## START DATA FOR THIS TASK

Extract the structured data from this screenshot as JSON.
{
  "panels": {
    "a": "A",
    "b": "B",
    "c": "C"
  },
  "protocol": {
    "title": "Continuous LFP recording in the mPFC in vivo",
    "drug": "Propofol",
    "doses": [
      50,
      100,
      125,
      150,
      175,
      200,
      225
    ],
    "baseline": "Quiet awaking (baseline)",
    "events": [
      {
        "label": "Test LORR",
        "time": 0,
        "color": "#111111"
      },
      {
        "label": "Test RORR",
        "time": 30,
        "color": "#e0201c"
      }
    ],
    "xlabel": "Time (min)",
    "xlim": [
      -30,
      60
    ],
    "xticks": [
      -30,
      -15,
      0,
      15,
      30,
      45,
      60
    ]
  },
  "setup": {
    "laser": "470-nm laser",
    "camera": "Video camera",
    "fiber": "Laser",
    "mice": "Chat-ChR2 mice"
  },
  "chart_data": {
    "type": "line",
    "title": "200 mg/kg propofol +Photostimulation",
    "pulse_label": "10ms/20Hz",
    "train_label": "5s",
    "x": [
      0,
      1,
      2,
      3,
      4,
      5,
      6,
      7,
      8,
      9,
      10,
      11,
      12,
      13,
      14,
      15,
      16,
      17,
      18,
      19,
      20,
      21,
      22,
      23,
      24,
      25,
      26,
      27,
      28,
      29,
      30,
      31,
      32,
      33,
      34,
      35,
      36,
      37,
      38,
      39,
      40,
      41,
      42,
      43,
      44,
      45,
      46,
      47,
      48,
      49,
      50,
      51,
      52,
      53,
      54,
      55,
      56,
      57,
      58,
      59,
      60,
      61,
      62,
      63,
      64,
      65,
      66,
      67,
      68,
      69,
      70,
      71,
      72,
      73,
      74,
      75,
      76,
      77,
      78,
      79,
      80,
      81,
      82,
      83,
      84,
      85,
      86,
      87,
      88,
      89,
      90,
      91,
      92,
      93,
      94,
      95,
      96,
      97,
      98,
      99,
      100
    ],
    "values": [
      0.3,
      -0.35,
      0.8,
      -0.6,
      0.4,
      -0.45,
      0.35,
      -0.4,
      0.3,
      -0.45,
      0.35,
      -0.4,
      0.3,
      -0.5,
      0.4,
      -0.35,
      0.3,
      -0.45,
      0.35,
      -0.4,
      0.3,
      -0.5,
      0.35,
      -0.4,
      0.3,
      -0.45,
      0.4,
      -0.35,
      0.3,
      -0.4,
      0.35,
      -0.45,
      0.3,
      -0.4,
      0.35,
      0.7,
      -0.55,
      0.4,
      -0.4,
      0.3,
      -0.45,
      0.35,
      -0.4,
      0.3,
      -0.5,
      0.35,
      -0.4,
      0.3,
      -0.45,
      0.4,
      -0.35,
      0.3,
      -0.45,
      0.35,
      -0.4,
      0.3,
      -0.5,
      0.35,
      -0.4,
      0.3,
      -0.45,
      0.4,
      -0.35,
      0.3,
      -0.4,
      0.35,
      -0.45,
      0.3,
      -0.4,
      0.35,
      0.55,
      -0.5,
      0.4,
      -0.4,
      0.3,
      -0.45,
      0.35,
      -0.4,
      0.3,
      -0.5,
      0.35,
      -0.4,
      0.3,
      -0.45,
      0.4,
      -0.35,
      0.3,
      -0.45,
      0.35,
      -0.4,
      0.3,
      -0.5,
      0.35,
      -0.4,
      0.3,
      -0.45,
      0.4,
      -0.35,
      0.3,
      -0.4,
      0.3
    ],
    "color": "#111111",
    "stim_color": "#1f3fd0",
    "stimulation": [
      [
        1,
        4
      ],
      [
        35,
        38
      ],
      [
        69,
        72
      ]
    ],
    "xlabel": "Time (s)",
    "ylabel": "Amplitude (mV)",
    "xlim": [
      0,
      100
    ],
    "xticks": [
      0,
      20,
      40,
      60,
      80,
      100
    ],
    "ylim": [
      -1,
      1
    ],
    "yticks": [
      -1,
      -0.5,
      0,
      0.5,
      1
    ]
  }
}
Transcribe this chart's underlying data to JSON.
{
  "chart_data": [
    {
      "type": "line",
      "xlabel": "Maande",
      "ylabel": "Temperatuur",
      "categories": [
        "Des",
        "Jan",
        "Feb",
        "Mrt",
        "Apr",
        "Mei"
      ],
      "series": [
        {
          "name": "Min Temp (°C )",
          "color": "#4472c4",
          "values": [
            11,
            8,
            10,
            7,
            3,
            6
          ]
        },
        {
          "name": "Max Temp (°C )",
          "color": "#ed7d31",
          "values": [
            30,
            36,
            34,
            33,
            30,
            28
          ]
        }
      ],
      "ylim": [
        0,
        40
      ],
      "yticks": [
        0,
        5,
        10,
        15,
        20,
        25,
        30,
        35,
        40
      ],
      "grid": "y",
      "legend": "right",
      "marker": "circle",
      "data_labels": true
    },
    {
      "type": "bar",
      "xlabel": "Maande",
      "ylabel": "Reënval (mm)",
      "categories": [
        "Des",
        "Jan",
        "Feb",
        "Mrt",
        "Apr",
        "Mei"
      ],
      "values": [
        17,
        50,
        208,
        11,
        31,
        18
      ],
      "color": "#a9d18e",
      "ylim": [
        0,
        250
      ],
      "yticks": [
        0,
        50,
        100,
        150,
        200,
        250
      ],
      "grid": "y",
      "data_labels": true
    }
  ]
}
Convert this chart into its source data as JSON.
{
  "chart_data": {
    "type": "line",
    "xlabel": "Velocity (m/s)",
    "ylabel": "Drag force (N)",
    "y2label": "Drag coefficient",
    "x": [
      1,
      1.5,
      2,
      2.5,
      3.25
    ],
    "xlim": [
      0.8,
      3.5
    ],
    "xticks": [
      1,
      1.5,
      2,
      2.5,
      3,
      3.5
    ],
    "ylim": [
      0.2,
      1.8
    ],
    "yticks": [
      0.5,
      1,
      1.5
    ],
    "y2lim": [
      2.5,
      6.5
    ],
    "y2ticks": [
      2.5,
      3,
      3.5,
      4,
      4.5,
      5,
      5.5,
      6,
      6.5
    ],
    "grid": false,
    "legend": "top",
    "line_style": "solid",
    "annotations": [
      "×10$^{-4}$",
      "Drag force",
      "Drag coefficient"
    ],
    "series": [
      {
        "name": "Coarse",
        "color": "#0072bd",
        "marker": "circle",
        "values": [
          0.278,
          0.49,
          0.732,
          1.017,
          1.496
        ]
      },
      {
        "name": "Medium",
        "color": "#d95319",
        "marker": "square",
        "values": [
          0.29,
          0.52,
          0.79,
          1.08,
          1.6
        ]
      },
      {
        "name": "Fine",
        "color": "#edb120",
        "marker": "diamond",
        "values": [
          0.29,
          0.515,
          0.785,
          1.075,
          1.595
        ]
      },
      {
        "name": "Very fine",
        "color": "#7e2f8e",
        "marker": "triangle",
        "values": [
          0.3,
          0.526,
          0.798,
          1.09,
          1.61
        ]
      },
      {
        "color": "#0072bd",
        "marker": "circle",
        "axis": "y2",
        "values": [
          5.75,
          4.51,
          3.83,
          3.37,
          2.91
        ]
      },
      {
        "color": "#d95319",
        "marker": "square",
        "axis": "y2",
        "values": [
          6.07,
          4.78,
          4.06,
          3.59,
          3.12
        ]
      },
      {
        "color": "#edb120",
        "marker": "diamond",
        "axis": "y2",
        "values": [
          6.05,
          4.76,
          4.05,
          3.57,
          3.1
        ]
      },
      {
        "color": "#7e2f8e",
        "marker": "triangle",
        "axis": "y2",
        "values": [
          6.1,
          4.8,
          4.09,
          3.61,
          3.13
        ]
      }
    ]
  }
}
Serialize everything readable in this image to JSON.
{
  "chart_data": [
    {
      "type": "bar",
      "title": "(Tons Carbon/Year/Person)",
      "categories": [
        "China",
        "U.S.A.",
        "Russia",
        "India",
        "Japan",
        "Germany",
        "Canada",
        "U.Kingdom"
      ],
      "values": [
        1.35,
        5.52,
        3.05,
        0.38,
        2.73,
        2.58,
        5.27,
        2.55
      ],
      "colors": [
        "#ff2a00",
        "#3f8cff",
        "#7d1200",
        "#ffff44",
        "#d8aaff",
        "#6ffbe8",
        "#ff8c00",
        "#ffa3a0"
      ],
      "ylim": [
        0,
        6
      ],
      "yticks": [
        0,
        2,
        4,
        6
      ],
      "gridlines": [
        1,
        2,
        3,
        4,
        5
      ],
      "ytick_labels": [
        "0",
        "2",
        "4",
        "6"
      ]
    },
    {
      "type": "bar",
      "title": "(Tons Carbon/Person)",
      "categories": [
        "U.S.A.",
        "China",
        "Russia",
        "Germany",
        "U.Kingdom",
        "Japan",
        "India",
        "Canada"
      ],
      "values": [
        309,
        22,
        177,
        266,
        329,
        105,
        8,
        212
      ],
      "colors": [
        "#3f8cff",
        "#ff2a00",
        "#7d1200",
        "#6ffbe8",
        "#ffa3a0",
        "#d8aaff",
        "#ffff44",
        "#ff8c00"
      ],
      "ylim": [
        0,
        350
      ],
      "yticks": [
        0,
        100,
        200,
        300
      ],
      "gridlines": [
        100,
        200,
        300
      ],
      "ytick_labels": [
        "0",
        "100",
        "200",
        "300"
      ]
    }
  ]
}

## END DATA FOR THIS TASK

• _WHAT IS BEING ASKED_:
Check each line of the records for the word "JSON" and extract those that contain it.

• _RESPONSE_:
Extract the structured data from this screenshot as JSON.
Transcribe this chart's underlying data to JSON.
Convert this chart into its source data as JSON.
Serialize everything readable in this image to JSON.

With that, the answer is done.